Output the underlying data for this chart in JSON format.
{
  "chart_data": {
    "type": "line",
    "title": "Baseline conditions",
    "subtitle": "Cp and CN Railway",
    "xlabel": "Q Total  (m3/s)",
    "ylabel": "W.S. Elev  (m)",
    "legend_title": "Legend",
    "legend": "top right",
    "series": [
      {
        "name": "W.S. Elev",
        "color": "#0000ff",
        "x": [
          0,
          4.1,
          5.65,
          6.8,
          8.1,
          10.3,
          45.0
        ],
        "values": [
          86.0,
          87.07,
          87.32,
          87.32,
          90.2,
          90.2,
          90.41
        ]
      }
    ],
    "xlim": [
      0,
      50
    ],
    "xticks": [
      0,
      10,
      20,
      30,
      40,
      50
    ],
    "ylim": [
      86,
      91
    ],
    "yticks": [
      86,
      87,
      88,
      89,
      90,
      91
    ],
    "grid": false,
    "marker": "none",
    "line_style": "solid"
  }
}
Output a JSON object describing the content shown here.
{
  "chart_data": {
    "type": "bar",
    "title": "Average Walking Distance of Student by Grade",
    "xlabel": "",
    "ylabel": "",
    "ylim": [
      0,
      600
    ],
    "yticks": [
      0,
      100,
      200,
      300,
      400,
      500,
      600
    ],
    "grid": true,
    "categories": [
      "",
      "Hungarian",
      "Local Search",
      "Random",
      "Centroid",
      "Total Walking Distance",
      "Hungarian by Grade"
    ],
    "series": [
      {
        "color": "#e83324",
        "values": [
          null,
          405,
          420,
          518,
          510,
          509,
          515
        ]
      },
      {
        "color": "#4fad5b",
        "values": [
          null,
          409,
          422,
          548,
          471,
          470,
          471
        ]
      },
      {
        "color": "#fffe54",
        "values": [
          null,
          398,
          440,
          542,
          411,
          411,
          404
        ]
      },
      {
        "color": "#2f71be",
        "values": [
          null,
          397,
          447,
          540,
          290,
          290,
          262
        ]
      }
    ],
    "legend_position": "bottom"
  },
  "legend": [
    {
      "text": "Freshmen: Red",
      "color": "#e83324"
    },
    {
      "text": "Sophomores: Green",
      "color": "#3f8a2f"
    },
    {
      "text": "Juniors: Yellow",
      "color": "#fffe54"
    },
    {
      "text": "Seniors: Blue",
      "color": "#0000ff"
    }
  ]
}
---+---
Stated exercise: Collect every line above that contains the word "Walking".

Response to this exercise:
    "title": "Average Walking Distance of Student by Grade",
      "Total Walking Distance",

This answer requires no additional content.